_Aim of the exercise:_ Isolate every line in the data with the string "Assign" and copy it.

— start of Provided material —

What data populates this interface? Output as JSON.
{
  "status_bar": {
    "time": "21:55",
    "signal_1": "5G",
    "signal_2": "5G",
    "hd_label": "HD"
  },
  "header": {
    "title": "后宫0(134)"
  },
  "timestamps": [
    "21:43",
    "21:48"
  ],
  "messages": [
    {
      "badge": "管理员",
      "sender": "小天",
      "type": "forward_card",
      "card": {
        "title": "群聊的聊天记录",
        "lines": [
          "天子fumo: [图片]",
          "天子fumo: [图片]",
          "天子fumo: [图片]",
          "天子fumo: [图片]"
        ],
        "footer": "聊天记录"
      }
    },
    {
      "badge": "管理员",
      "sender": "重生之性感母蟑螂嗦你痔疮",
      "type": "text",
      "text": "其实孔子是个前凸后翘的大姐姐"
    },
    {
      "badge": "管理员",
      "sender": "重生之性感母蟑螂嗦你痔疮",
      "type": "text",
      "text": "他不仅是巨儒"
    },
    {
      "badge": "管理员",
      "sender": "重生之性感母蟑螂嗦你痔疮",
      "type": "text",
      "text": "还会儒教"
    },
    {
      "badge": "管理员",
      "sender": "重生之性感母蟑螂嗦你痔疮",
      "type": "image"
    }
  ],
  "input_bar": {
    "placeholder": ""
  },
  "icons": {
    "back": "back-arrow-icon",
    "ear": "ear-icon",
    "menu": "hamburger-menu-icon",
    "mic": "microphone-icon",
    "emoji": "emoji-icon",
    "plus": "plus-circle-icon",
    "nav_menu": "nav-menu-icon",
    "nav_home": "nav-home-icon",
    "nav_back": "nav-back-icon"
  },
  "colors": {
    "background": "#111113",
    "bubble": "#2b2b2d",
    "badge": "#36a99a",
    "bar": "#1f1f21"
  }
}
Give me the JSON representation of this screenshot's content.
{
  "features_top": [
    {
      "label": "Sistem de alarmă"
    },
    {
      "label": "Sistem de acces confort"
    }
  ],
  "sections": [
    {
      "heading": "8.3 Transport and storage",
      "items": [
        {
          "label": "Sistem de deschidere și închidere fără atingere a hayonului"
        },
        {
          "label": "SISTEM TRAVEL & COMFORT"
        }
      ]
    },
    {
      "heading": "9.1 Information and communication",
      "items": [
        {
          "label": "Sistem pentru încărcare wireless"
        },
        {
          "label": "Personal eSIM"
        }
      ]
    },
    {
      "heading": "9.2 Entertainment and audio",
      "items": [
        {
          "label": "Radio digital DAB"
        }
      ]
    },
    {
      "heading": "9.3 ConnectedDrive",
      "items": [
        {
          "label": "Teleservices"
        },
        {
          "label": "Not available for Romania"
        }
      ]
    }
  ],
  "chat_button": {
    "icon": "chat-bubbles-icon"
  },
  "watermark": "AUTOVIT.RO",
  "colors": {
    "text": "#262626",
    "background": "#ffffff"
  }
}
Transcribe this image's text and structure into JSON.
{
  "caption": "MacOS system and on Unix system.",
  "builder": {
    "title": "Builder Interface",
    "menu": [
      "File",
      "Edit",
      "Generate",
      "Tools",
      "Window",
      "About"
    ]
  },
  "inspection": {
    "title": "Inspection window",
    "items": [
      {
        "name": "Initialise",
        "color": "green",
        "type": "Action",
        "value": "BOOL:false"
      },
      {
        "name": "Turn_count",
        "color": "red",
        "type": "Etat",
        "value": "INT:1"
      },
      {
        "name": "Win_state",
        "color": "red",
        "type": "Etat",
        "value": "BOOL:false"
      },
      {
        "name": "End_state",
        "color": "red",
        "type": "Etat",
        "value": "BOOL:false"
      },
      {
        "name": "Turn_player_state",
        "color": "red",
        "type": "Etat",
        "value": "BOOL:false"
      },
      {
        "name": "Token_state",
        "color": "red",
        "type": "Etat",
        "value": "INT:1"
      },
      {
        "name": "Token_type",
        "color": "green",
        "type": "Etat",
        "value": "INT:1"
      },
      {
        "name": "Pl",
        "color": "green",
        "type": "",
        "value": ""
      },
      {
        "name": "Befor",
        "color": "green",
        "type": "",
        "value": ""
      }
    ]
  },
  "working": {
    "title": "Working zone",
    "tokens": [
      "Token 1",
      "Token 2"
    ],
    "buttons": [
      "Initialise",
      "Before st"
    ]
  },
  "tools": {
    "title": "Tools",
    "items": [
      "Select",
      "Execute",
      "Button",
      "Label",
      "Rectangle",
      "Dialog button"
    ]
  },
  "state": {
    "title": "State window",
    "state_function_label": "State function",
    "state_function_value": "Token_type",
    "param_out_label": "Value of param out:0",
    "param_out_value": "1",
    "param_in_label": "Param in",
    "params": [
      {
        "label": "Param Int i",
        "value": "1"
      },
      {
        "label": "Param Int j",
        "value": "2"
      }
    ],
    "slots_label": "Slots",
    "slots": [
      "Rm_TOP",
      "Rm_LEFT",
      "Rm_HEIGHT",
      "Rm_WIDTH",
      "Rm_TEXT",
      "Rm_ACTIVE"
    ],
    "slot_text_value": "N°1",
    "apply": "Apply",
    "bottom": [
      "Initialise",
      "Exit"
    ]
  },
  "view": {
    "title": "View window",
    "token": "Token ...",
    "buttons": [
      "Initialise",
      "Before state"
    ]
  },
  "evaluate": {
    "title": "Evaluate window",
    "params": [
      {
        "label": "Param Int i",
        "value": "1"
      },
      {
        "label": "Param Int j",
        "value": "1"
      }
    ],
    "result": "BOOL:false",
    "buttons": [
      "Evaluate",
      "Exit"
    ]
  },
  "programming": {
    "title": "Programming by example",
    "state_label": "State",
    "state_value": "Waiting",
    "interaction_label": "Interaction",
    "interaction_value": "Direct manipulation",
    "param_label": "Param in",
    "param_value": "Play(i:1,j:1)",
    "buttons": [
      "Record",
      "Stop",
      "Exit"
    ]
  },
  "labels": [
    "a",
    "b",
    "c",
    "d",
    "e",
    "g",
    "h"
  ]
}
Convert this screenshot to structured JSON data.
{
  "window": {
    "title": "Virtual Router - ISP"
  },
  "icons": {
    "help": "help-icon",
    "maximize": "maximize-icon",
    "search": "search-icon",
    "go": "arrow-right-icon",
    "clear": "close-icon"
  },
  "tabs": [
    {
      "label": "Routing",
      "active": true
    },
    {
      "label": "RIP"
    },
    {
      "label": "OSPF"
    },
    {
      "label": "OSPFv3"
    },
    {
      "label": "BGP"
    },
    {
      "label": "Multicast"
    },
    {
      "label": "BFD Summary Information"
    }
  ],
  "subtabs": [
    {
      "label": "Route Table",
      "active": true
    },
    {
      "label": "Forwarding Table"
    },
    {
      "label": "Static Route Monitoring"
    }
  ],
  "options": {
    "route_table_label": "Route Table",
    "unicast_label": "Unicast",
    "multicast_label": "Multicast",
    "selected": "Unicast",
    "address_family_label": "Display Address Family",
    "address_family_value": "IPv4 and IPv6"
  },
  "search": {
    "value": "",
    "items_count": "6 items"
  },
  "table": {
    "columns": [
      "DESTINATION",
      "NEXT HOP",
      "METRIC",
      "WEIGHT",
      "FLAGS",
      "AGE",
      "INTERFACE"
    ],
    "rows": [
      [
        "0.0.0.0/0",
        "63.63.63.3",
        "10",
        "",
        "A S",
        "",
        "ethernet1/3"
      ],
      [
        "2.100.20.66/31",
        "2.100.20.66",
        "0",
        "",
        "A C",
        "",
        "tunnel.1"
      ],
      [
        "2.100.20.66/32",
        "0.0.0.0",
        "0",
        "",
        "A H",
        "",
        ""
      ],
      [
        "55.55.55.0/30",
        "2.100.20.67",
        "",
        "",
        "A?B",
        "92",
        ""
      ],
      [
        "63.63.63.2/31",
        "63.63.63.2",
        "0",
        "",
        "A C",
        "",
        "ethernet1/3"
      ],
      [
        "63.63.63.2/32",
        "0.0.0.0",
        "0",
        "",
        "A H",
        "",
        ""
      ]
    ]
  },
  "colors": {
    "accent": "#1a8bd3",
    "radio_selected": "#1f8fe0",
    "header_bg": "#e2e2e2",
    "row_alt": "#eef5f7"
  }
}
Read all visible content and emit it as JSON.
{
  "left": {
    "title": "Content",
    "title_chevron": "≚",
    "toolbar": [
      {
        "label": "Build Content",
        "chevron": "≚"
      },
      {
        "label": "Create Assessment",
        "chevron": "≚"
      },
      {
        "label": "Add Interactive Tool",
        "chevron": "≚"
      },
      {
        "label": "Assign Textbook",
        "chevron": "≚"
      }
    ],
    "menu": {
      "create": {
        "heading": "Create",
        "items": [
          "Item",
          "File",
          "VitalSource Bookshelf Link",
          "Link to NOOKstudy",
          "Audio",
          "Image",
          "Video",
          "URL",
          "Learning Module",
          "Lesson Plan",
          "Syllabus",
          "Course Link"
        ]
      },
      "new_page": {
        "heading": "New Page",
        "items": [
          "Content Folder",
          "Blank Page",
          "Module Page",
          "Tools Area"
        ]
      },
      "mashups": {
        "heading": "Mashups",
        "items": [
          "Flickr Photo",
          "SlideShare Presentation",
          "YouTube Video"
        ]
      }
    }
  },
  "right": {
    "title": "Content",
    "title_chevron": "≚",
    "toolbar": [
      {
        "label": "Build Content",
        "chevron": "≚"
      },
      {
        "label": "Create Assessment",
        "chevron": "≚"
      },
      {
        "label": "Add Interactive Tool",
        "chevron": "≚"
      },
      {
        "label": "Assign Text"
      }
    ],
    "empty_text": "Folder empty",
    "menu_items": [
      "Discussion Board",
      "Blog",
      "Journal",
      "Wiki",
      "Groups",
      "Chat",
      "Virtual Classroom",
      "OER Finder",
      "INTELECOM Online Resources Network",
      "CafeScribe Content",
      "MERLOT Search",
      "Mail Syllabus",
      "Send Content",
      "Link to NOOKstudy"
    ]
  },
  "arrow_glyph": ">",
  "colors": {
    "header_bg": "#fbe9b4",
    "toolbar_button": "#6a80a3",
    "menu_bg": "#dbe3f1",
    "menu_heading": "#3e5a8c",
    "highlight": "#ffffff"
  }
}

— end of Provided material —

_Result:_
        "label": "Assign Textbook",
        "label": "Assign Text"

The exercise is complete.